»»

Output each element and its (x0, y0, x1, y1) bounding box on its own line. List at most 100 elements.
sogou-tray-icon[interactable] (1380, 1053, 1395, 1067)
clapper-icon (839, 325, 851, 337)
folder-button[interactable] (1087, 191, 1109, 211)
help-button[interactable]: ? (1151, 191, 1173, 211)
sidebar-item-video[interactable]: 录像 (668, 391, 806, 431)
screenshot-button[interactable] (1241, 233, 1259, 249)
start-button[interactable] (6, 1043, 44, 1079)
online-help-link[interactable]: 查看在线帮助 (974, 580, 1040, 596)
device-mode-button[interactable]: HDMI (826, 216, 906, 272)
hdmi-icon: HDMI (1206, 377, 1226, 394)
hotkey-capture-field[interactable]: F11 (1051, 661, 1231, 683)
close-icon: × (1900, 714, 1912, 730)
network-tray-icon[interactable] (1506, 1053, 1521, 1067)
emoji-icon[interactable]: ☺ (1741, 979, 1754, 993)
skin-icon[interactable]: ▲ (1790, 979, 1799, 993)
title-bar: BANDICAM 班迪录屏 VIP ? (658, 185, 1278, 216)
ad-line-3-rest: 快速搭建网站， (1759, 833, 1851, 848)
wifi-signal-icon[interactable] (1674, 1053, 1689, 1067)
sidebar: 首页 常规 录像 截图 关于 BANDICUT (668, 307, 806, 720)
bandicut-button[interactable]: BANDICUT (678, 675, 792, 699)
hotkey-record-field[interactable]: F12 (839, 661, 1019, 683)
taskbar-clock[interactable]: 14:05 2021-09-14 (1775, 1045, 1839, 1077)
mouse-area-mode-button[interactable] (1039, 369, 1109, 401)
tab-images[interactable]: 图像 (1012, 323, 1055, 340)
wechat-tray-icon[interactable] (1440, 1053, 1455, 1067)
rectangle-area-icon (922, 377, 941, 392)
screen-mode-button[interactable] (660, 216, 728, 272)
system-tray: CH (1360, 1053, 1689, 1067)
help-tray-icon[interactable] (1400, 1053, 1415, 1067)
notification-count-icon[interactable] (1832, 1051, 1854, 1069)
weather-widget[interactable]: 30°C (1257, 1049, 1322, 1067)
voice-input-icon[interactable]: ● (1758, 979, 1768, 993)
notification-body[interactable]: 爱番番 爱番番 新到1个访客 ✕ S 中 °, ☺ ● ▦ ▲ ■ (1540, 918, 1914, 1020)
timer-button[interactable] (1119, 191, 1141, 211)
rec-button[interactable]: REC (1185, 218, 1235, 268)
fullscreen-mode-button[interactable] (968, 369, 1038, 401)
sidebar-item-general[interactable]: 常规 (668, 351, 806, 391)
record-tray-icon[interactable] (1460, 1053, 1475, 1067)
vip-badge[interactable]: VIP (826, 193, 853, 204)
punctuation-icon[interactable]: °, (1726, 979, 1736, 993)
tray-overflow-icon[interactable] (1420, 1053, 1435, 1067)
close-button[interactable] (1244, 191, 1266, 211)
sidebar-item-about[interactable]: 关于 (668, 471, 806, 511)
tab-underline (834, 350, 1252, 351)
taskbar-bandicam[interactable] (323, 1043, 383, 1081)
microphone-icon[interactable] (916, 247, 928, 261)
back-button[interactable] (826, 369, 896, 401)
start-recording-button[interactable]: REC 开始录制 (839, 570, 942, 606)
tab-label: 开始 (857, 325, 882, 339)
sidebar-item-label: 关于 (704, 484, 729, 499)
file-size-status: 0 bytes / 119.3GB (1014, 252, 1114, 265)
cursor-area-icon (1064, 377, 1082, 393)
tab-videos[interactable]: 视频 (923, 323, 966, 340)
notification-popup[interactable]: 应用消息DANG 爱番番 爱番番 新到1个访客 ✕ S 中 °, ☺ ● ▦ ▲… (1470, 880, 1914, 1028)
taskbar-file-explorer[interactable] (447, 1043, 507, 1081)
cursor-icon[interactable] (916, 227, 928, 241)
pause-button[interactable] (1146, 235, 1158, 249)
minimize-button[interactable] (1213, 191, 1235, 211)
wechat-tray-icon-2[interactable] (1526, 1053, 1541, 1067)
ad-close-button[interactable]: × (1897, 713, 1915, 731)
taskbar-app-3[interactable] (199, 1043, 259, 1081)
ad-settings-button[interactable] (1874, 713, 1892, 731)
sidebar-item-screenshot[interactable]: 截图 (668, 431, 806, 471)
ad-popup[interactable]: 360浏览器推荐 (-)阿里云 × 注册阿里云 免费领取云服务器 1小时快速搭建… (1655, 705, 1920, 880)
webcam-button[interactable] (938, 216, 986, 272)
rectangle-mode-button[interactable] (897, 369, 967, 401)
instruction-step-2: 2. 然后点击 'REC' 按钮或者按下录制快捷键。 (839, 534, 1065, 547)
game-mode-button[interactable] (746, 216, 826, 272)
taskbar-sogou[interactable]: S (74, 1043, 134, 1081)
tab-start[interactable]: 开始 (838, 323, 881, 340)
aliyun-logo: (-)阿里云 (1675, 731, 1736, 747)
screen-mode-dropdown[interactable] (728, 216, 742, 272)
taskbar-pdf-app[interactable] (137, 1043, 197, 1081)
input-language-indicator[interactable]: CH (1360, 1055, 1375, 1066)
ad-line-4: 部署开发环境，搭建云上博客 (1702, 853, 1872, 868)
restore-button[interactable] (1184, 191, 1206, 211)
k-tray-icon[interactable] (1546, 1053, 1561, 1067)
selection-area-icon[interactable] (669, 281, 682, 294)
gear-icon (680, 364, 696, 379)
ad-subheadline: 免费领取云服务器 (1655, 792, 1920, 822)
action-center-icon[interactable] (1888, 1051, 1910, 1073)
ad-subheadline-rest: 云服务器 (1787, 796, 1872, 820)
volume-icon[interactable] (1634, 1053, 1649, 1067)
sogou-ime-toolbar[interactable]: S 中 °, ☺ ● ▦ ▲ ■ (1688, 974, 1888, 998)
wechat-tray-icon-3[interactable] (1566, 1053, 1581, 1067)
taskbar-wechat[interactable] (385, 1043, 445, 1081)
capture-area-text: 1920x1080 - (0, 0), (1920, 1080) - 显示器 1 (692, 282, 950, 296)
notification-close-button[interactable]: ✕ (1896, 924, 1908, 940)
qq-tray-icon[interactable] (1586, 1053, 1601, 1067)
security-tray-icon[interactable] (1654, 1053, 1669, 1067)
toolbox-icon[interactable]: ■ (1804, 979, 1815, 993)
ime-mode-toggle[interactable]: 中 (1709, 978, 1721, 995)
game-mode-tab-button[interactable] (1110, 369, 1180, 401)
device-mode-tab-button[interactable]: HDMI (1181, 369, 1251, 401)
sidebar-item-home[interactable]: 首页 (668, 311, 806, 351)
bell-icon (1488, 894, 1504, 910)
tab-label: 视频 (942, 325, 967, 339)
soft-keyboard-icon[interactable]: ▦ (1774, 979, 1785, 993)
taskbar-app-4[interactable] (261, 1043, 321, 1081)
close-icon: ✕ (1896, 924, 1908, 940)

««

### GIVEN PROBLEM
Copy the listing from its first line through the line that contains "start-button[interactable] (6, 1043, 44, 1079)", with both of those lines included.

### SOLUTION FOR THIS EXERCISE
Output each element and its (x0, y0, x1, y1) bounding box on its own line. List at most 100 elements.
sogou-tray-icon[interactable] (1380, 1053, 1395, 1067)
clapper-icon (839, 325, 851, 337)
folder-button[interactable] (1087, 191, 1109, 211)
help-button[interactable]: ? (1151, 191, 1173, 211)
sidebar-item-video[interactable]: 录像 (668, 391, 806, 431)
screenshot-button[interactable] (1241, 233, 1259, 249)
start-button[interactable] (6, 1043, 44, 1079)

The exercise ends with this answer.